**Information given:**
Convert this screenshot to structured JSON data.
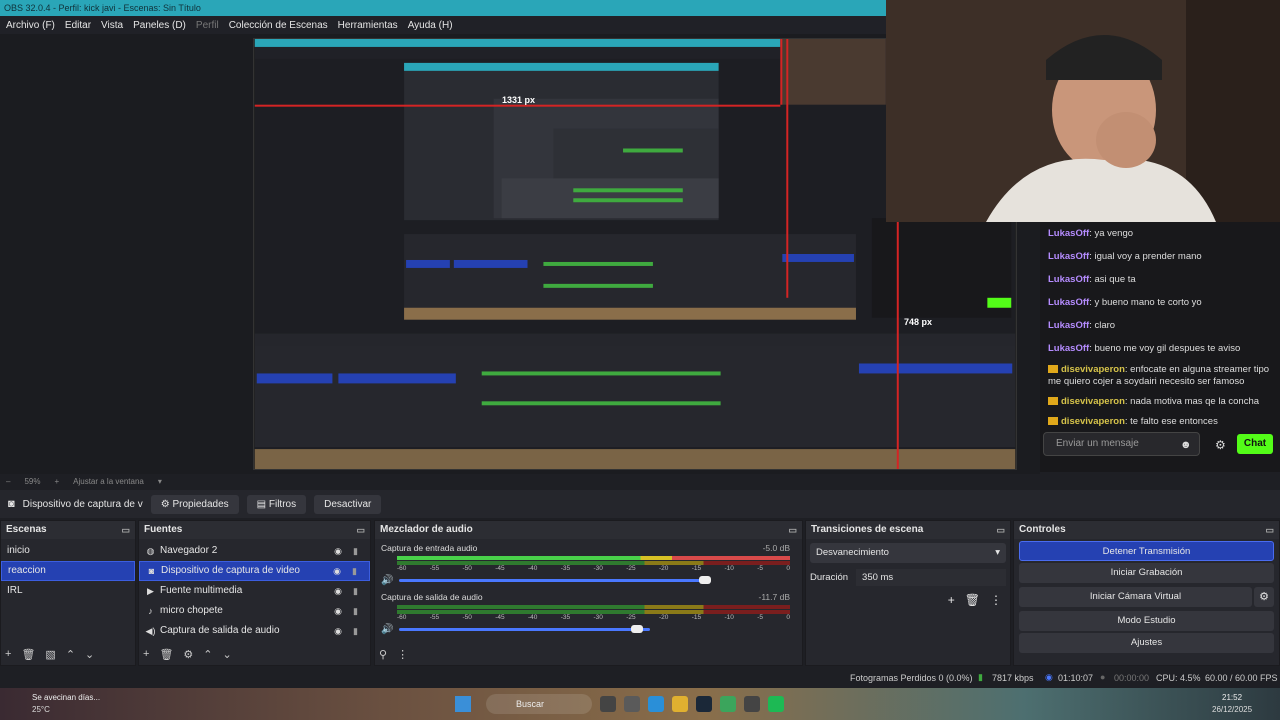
{
  "window_title": "OBS 32.0.4 - Perfil: kick javi - Escenas: Sin Título",
  "menu": [
    "Archivo (F)",
    "Editar",
    "Vista",
    "Paneles (D)",
    "Perfil",
    "Colección de Escenas",
    "Herramientas",
    "Ayuda (H)"
  ],
  "preview": {
    "measure_width": "1331 px",
    "measure_height": "748 px"
  },
  "chat": {
    "messages": [
      {
        "user": "LukasOff",
        "text": "ya vengo",
        "style": "u1"
      },
      {
        "user": "LukasOff",
        "text": "igual voy a prender mano",
        "style": "u1"
      },
      {
        "user": "LukasOff",
        "text": "asi que ta",
        "style": "u1"
      },
      {
        "user": "LukasOff",
        "text": "y bueno mano te corto yo",
        "style": "u1"
      },
      {
        "user": "LukasOff",
        "text": "claro",
        "style": "u1"
      },
      {
        "user": "LukasOff",
        "text": "bueno me voy gil despues te aviso",
        "style": "u1"
      },
      {
        "user": "disevivaperon",
        "text": "enfocate en alguna streamer tipo me quiero cojer a soydairi necesito ser famoso",
        "style": "u2"
      },
      {
        "user": "disevivaperon",
        "text": "nada motiva mas qe la concha",
        "style": "u2"
      },
      {
        "user": "disevivaperon",
        "text": "te falto ese entonces",
        "style": "u2"
      }
    ],
    "input_placeholder": "Enviar un mensaje",
    "send_label": "Chat"
  },
  "zoom": {
    "level": "59%",
    "fit": "Ajustar a la ventana"
  },
  "source_toolbar": {
    "source_name": "Dispositivo de captura de v",
    "properties": "Propiedades",
    "filters": "Filtros",
    "deactivate": "Desactivar"
  },
  "scenes": {
    "title": "Escenas",
    "items": [
      "inicio",
      "reaccion",
      "IRL"
    ],
    "selected": "reaccion"
  },
  "sources": {
    "title": "Fuentes",
    "items": [
      {
        "name": "Navegador 2",
        "icon": "globe-icon"
      },
      {
        "name": "Dispositivo de captura de video",
        "icon": "camera-icon"
      },
      {
        "name": "Fuente multimedia",
        "icon": "play-icon"
      },
      {
        "name": "micro chopete",
        "icon": "mic-icon"
      },
      {
        "name": "Captura de salida de audio",
        "icon": "speaker-icon"
      }
    ]
  },
  "mixer": {
    "title": "Mezclador de audio",
    "channels": [
      {
        "name": "Captura de entrada audio",
        "db": "-5.0 dB",
        "level": 0.79
      },
      {
        "name": "Captura de salida de audio",
        "db": "-11.7 dB",
        "level": 0.61
      }
    ],
    "ticks": [
      "-60",
      "-55",
      "-50",
      "-45",
      "-40",
      "-35",
      "-30",
      "-25",
      "-20",
      "-15",
      "-10",
      "-5",
      "0"
    ]
  },
  "transitions": {
    "title": "Transiciones de escena",
    "selected": "Desvanecimiento",
    "duration_label": "Duración",
    "duration_value": "350 ms"
  },
  "controls": {
    "title": "Controles",
    "buttons": [
      "Detener Transmisión",
      "Iniciar Grabación",
      "Iniciar Cámara Virtual",
      "Modo Estudio",
      "Ajustes"
    ]
  },
  "status": {
    "dropped": "Fotogramas Perdidos 0 (0.0%)",
    "bitrate": "7817 kbps",
    "stream_time": "01:10:07",
    "rec_time": "00:00:00",
    "cpu": "CPU: 4.5%",
    "fps": "60.00 / 60.00 FPS"
  },
  "taskbar": {
    "weather_title": "Se avecinan días...",
    "weather_temp": "25°C",
    "search": "Buscar",
    "time": "21:52",
    "date": "26/12/2025"
  }
}
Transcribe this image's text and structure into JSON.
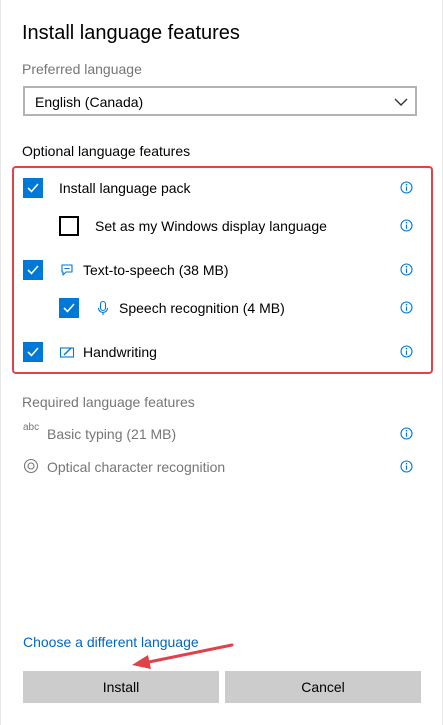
{
  "dialog": {
    "title": "Install language features"
  },
  "preferred": {
    "label": "Preferred language",
    "selected": "English (Canada)"
  },
  "optional": {
    "label": "Optional language features",
    "items": [
      {
        "label": "Install language pack",
        "checked": true,
        "icon": "none"
      },
      {
        "label": "Set as my Windows display language",
        "checked": false,
        "icon": "none"
      },
      {
        "label": "Text-to-speech (38 MB)",
        "checked": true,
        "icon": "speech-bubble-icon"
      },
      {
        "label": "Speech recognition (4 MB)",
        "checked": true,
        "icon": "microphone-icon"
      },
      {
        "label": "Handwriting",
        "checked": true,
        "icon": "pen-icon"
      }
    ]
  },
  "required": {
    "label": "Required language features",
    "items": [
      {
        "label": "Basic typing (21 MB)",
        "icon": "abc-icon",
        "icon_text": "abc"
      },
      {
        "label": "Optical character recognition",
        "icon": "ocr-icon"
      }
    ]
  },
  "footer": {
    "link": "Choose a different language",
    "install_label": "Install",
    "cancel_label": "Cancel"
  },
  "colors": {
    "accent": "#0078d7",
    "link": "#0067c0",
    "highlight": "#e0424a",
    "info": "#0078d7",
    "button": "#cccccc"
  }
}
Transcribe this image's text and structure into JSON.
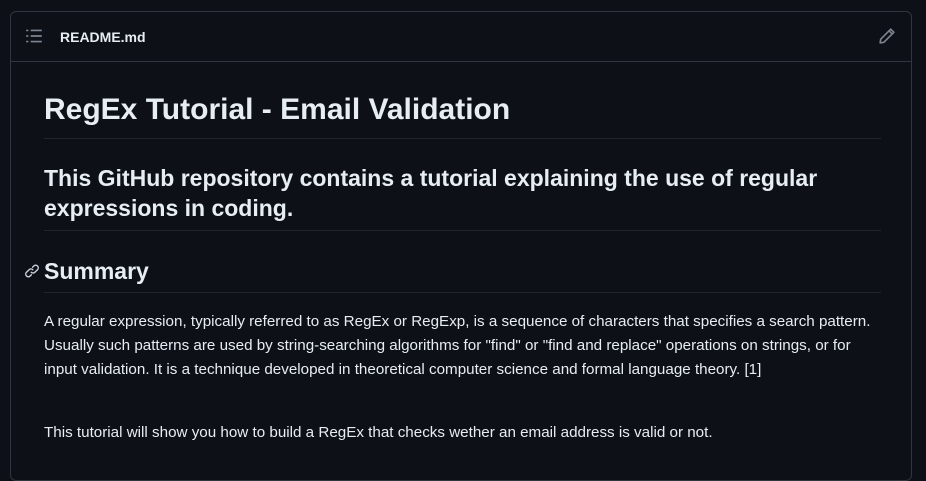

**What the task asks:**
The records above are to be reproduced exactly; the pictures are to be left out.

**The output:**
Convert this screenshot to structured JSON data.
{
  "window_title": "OBS 32.0.4 - Perfil: kick javi - Escenas: Sin Título",
  "menu": [
    "Archivo (F)",
    "Editar",
    "Vista",
    "Paneles (D)",
    "Perfil",
    "Colección de Escenas",
    "Herramientas",
    "Ayuda (H)"
  ],
  "preview": {
    "measure_width": "1331 px",
    "measure_height": "748 px"
  },
  "chat": {
    "messages": [
      {
        "user": "LukasOff",
        "text": "ya vengo",
        "style": "u1"
      },
      {
        "user": "LukasOff",
        "text": "igual voy a prender mano",
        "style": "u1"
      },
      {
        "user": "LukasOff",
        "text": "asi que ta",
        "style": "u1"
      },
      {
        "user": "LukasOff",
        "text": "y bueno mano te corto yo",
        "style": "u1"
      },
      {
        "user": "LukasOff",
        "text": "claro",
        "style": "u1"
      },
      {
        "user": "LukasOff",
        "text": "bueno me voy gil despues te aviso",
        "style": "u1"
      },
      {
        "user": "disevivaperon",
        "text": "enfocate en alguna streamer tipo me quiero cojer a soydairi necesito ser famoso",
        "style": "u2"
      },
      {
        "user": "disevivaperon",
        "text": "nada motiva mas qe la concha",
        "style": "u2"
      },
      {
        "user": "disevivaperon",
        "text": "te falto ese entonces",
        "style": "u2"
      }
    ],
    "input_placeholder": "Enviar un mensaje",
    "send_label": "Chat"
  },
  "zoom": {
    "level": "59%",
    "fit": "Ajustar a la ventana"
  },
  "source_toolbar": {
    "source_name": "Dispositivo de captura de v",
    "properties": "Propiedades",
    "filters": "Filtros",
    "deactivate": "Desactivar"
  },
  "scenes": {
    "title": "Escenas",
    "items": [
      "inicio",
      "reaccion",
      "IRL"
    ],
    "selected": "reaccion"
  },
  "sources": {
    "title": "Fuentes",
    "items": [
      {
        "name": "Navegador 2",
        "icon": "globe-icon"
      },
      {
        "name": "Dispositivo de captura de video",
        "icon": "camera-icon"
      },
      {
        "name": "Fuente multimedia",
        "icon": "play-icon"
      },
      {
        "name": "micro chopete",
        "icon": "mic-icon"
      },
      {
        "name": "Captura de salida de audio",
        "icon": "speaker-icon"
      }
    ]
  },
  "mixer": {
    "title": "Mezclador de audio",
    "channels": [
      {
        "name": "Captura de entrada audio",
        "db": "-5.0 dB",
        "level": 0.79
      },
      {
        "name": "Captura de salida de audio",
        "db": "-11.7 dB",
        "level": 0.61
      }
    ],
    "ticks": [
      "-60",
      "-55",
      "-50",
      "-45",
      "-40",
      "-35",
      "-30",
      "-25",
      "-20",
      "-15",
      "-10",
      "-5",
      "0"
    ]
  },
  "transitions": {
    "title": "Transiciones de escena",
    "selected": "Desvanecimiento",
    "duration_label": "Duración",
    "duration_value": "350 ms"
  },
  "controls": {
    "title": "Controles",
    "buttons": [
      "Detener Transmisión",
      "Iniciar Grabación",
      "Iniciar Cámara Virtual",
      "Modo Estudio",
      "Ajustes"
    ]
  },
  "status": {
    "dropped": "Fotogramas Perdidos 0 (0.0%)",
    "bitrate": "7817 kbps",
    "stream_time": "01:10:07",
    "rec_time": "00:00:00",
    "cpu": "CPU: 4.5%",
    "fps": "60.00 / 60.00 FPS"
  },
  "taskbar": {
    "weather_title": "Se avecinan días...",
    "weather_temp": "25°C",
    "search": "Buscar",
    "time": "21:52",
    "date": "26/12/2025"
  }
}
Transcribe this image's text and structure into JSON.
{
  "dialog": {
    "title": "Install language features"
  },
  "preferred": {
    "label": "Preferred language",
    "selected": "English (Canada)"
  },
  "optional": {
    "label": "Optional language features",
    "items": [
      {
        "label": "Install language pack",
        "checked": true,
        "icon": "none"
      },
      {
        "label": "Set as my Windows display language",
        "checked": false,
        "icon": "none"
      },
      {
        "label": "Text-to-speech (38 MB)",
        "checked": true,
        "icon": "speech-bubble-icon"
      },
      {
        "label": "Speech recognition (4 MB)",
        "checked": true,
        "icon": "microphone-icon"
      },
      {
        "label": "Handwriting",
        "checked": true,
        "icon": "pen-icon"
      }
    ]
  },
  "required": {
    "label": "Required language features",
    "items": [
      {
        "label": "Basic typing (21 MB)",
        "icon": "abc-icon",
        "icon_text": "abc"
      },
      {
        "label": "Optical character recognition",
        "icon": "ocr-icon"
      }
    ]
  },
  "footer": {
    "link": "Choose a different language",
    "install_label": "Install",
    "cancel_label": "Cancel"
  },
  "colors": {
    "accent": "#0078d7",
    "link": "#0067c0",
    "highlight": "#e0424a",
    "info": "#0078d7",
    "button": "#cccccc"
  }
}
Transcribe this image's text and structure into JSON.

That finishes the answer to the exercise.